##### Exercise input
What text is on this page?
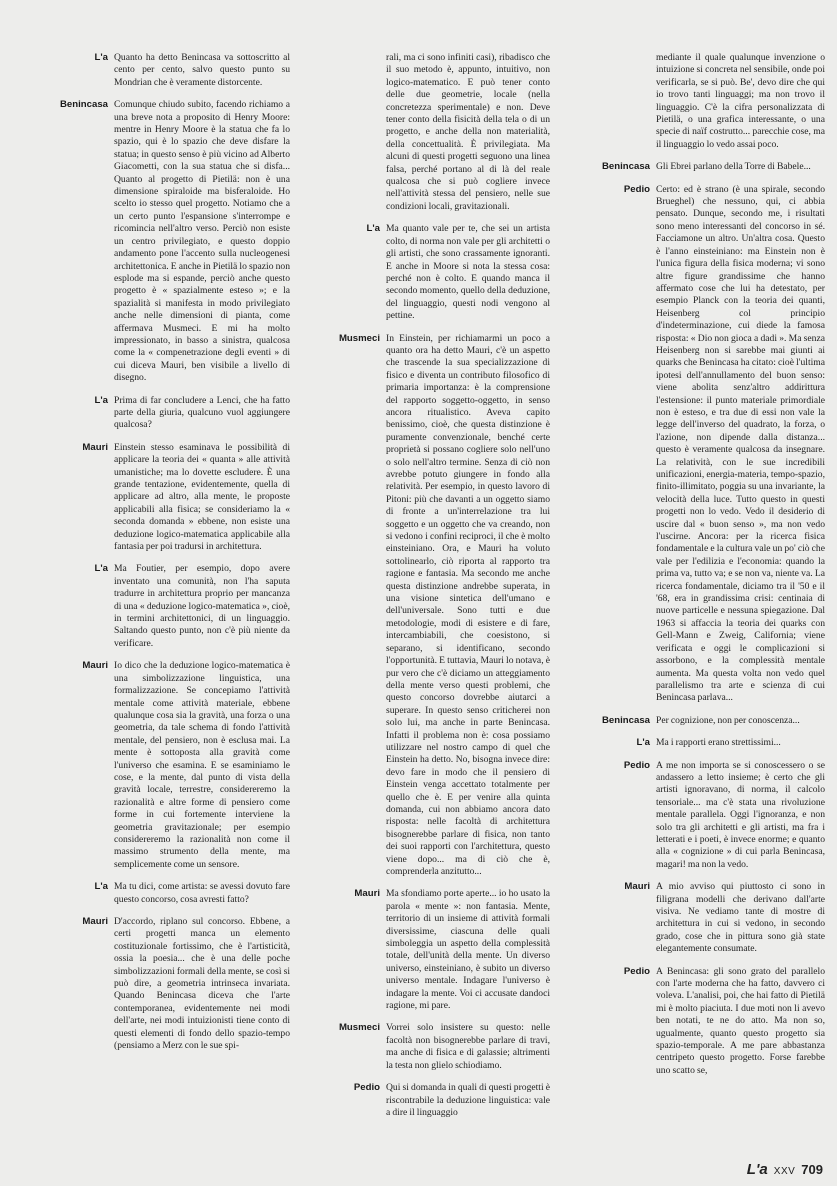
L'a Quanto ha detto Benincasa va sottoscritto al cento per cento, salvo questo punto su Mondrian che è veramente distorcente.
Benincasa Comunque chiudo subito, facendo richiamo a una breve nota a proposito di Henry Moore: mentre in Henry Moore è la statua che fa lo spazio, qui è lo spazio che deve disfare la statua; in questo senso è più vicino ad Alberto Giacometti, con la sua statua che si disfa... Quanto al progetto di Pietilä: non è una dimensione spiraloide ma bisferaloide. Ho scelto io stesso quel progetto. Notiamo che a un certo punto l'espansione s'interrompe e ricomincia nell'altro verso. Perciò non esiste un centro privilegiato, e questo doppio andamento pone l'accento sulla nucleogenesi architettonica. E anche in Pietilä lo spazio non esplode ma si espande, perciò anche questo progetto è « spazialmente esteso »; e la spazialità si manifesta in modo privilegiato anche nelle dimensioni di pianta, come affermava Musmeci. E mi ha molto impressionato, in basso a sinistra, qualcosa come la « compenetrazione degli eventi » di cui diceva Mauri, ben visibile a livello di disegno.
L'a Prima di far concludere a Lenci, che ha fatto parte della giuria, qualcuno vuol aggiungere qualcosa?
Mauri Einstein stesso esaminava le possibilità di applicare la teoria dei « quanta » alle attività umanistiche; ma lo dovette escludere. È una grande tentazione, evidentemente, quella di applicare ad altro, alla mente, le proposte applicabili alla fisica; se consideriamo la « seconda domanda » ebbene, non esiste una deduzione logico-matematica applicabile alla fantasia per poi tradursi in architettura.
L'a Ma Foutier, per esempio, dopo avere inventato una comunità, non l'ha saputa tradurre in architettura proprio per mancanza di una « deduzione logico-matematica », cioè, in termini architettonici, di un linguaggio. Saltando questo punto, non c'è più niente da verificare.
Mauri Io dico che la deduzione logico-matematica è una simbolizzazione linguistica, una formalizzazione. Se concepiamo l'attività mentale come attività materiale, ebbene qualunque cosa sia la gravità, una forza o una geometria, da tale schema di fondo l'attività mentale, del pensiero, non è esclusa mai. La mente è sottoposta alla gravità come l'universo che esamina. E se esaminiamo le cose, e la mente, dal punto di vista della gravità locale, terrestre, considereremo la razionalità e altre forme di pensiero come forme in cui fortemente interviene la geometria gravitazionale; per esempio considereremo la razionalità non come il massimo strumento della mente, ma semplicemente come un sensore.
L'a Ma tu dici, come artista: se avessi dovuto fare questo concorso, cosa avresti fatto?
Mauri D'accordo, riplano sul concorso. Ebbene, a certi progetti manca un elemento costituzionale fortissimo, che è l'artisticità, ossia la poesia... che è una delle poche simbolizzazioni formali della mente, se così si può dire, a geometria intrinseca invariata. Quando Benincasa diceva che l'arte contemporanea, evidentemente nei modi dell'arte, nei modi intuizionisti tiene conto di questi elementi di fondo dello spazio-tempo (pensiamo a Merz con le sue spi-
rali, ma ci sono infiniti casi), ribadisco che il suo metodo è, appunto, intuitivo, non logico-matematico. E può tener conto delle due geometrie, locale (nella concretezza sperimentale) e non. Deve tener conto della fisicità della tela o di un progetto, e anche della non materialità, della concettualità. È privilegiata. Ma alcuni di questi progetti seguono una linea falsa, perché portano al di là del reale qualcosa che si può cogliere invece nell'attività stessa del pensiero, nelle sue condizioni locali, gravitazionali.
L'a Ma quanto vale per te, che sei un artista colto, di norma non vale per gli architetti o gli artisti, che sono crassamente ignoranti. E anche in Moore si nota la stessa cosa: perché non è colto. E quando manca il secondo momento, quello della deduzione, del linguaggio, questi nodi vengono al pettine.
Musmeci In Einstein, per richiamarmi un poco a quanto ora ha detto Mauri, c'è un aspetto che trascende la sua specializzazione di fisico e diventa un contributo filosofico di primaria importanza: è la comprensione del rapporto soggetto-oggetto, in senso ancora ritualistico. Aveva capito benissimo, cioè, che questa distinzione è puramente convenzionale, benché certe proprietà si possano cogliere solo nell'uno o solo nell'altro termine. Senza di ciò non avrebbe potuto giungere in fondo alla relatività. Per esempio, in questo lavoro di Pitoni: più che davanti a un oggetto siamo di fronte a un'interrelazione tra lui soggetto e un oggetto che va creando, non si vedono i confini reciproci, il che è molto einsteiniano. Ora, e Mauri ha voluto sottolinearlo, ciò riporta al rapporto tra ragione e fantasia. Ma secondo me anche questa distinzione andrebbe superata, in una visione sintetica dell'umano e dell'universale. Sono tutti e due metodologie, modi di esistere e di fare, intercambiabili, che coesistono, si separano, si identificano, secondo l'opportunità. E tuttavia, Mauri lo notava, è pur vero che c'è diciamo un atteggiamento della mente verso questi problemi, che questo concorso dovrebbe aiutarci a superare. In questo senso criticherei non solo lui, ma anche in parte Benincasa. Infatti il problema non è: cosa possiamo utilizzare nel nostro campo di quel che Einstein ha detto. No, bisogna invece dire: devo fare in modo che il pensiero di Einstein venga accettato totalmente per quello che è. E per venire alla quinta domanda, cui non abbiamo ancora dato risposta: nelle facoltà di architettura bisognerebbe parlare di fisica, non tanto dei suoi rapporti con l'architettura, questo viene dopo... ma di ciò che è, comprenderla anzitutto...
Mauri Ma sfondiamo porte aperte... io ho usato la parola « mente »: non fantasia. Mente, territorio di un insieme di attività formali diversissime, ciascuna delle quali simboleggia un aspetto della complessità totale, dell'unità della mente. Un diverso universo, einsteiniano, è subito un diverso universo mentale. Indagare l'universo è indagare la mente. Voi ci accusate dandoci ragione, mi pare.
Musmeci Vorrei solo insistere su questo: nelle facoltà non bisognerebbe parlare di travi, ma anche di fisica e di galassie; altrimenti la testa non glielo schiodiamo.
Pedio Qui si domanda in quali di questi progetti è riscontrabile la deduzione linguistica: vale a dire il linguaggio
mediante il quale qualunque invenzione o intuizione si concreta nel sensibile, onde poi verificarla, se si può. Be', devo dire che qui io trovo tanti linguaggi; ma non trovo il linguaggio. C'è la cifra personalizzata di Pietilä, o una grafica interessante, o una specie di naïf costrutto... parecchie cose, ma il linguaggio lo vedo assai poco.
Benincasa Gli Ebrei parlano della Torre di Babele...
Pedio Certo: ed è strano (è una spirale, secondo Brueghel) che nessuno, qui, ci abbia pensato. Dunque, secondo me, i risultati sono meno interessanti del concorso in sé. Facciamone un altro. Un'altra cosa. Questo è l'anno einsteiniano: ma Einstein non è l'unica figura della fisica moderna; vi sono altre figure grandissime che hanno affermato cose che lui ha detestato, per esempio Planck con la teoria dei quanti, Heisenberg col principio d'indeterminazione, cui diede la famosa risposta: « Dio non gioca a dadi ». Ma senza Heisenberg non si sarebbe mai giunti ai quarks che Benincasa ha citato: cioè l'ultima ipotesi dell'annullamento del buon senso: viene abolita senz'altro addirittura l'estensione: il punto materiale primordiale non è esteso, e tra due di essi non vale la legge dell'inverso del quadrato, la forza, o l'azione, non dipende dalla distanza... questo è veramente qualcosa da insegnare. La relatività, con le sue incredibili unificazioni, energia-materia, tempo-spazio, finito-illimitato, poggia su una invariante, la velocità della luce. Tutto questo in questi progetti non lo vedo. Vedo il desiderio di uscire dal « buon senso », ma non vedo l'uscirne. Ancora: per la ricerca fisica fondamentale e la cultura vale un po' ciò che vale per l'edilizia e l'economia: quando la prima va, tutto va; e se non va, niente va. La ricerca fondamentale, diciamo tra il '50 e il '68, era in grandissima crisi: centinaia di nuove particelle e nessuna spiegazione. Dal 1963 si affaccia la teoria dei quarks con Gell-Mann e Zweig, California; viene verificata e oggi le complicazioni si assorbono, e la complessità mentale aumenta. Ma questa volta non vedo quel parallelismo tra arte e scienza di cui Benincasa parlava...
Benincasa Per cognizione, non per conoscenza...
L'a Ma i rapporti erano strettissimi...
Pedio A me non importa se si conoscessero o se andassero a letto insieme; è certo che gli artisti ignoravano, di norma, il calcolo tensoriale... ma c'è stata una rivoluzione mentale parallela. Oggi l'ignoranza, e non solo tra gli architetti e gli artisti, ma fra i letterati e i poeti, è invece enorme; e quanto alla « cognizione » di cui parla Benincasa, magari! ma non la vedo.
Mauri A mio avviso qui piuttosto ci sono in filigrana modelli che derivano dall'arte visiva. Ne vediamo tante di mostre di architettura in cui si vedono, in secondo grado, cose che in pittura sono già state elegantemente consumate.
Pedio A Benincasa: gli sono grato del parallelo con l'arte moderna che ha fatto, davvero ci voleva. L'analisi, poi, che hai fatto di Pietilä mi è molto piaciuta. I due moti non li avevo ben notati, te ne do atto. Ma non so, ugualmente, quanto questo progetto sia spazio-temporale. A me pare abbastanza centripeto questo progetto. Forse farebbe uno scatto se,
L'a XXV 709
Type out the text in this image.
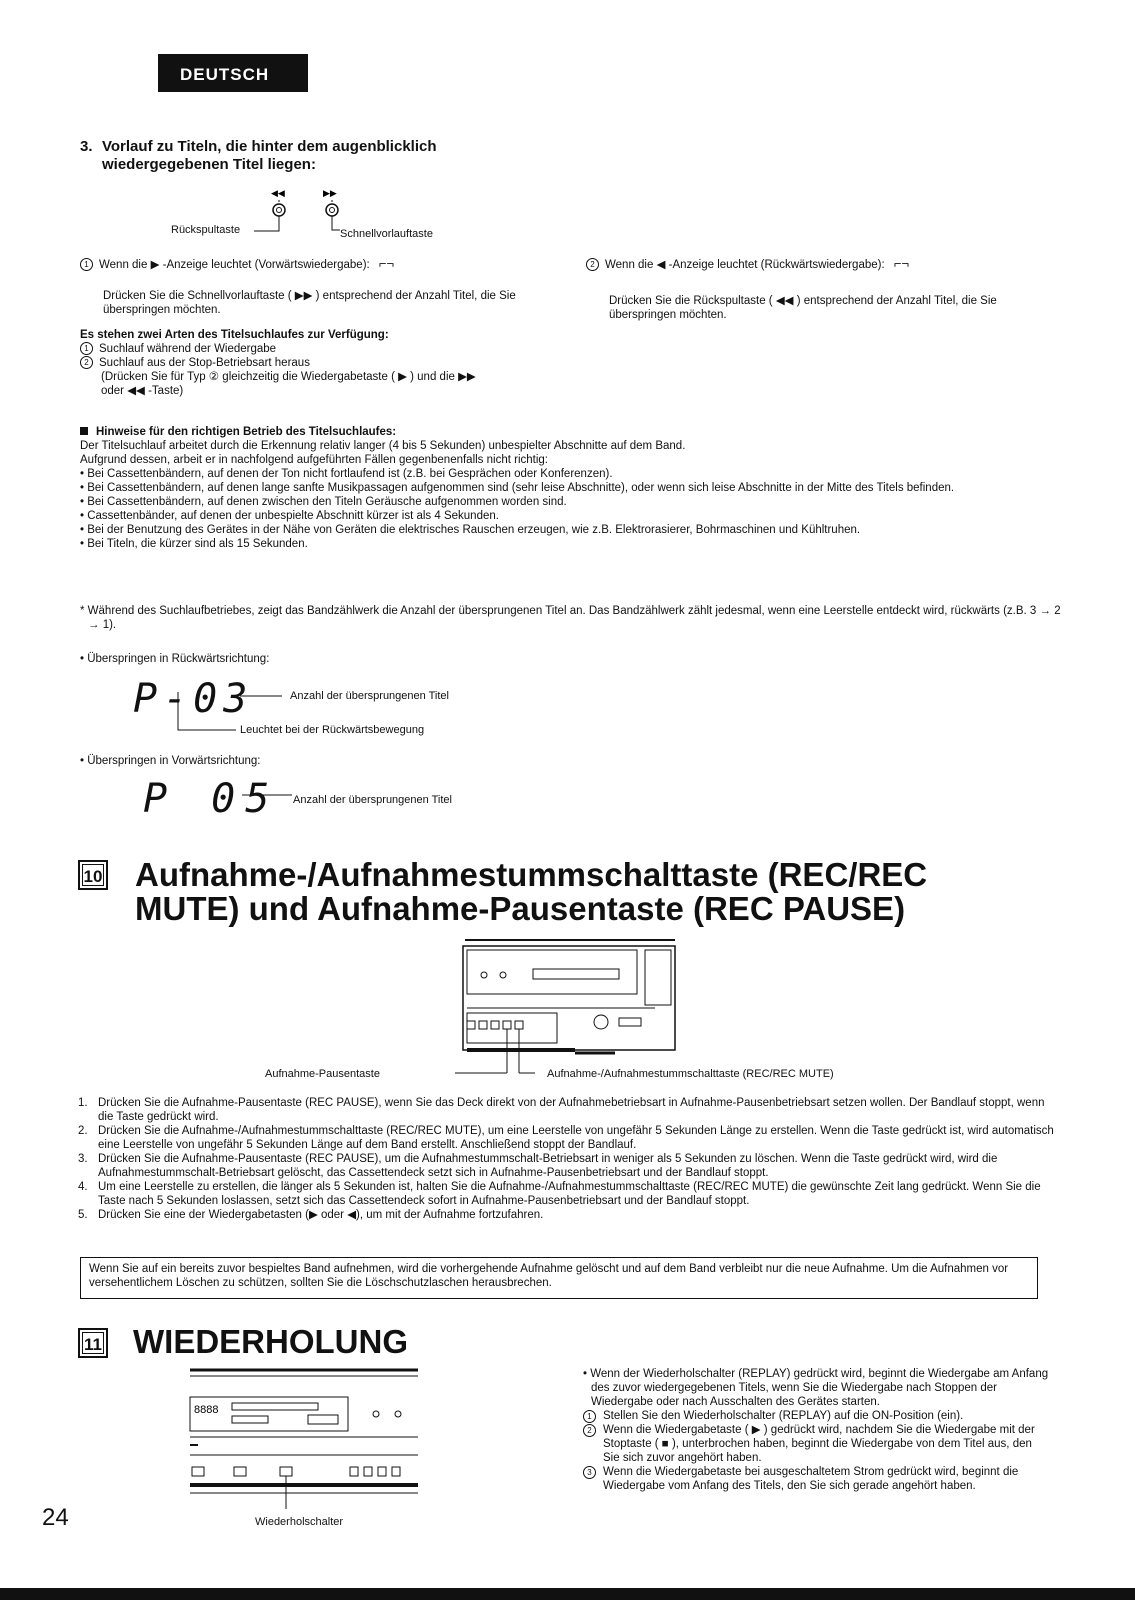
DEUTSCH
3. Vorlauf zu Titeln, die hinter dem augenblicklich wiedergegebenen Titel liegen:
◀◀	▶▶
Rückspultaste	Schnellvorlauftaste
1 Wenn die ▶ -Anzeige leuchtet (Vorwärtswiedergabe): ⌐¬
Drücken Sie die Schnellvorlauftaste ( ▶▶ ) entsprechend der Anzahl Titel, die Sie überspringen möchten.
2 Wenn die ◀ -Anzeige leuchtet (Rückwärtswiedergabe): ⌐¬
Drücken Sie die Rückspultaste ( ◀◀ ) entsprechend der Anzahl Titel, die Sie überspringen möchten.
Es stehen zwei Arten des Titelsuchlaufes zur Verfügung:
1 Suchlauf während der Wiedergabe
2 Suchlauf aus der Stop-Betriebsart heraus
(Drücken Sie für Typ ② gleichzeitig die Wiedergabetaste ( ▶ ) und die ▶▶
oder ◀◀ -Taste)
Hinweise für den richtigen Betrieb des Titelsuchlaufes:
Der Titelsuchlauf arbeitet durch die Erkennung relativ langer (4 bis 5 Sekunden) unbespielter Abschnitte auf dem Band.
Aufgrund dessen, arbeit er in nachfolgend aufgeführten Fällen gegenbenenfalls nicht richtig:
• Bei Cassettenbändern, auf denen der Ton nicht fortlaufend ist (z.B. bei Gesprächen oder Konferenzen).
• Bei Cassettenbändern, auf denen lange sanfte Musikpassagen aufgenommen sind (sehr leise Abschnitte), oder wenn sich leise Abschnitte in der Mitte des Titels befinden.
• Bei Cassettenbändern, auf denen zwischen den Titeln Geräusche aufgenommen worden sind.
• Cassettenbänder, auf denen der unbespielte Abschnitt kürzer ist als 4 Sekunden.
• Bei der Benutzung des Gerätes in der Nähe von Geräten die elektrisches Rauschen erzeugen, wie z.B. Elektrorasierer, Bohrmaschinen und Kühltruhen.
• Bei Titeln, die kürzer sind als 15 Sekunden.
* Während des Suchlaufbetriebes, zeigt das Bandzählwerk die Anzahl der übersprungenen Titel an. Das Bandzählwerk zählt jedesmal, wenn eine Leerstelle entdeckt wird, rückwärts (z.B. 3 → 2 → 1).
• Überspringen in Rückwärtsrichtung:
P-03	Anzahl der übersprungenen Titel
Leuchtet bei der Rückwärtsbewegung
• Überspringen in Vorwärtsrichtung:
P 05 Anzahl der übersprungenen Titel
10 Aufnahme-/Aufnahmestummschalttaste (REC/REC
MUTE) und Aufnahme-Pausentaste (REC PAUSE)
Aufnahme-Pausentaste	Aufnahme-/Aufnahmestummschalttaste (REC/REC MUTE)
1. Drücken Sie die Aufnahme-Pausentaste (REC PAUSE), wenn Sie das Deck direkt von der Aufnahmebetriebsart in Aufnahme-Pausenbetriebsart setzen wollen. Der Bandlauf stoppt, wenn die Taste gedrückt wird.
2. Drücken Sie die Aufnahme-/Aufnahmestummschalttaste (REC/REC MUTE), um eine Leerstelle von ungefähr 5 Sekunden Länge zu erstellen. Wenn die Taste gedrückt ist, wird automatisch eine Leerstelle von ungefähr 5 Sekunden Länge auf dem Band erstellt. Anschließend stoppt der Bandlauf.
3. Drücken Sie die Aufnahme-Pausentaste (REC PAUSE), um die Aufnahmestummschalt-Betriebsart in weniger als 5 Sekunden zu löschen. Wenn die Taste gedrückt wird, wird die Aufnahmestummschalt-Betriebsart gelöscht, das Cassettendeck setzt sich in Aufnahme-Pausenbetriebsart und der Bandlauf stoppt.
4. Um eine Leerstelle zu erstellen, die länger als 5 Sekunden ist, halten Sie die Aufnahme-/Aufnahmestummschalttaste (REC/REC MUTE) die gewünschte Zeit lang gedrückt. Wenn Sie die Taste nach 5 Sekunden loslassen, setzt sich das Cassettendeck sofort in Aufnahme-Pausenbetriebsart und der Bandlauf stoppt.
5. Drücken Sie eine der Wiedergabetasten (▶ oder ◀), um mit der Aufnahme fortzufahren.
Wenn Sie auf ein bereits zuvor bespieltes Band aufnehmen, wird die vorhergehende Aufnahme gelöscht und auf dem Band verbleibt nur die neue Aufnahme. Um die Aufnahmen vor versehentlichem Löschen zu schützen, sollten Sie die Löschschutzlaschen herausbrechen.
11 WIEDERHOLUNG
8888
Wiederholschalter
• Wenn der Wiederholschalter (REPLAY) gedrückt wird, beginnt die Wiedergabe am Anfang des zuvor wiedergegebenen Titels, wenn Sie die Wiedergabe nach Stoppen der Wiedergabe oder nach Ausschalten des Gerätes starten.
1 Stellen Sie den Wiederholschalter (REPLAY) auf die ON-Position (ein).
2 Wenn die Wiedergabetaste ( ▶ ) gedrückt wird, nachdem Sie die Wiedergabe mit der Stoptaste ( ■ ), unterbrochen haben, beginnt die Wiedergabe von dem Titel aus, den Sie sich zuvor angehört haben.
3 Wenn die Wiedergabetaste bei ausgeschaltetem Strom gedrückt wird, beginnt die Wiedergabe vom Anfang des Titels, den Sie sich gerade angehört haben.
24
##########
# Problem description
Every line above in which the word "beginnt" occurs is to be copied.

# Result
• Wenn der Wiederholschalter (REPLAY) gedrückt wird, beginnt die Wiedergabe am Anfang des zuvor wiedergegebenen Titels, wenn Sie die Wiedergabe nach Stoppen der Wiedergabe oder nach Ausschalten des Gerätes starten.
2 Wenn die Wiedergabetaste ( ▶ ) gedrückt wird, nachdem Sie die Wiedergabe mit der Stoptaste ( ■ ), unterbrochen haben, beginnt die Wiedergabe von dem Titel aus, den Sie sich zuvor angehört haben.
3 Wenn die Wiedergabetaste bei ausgeschaltetem Strom gedrückt wird, beginnt die Wiedergabe vom Anfang des Titels, den Sie sich gerade angehört haben.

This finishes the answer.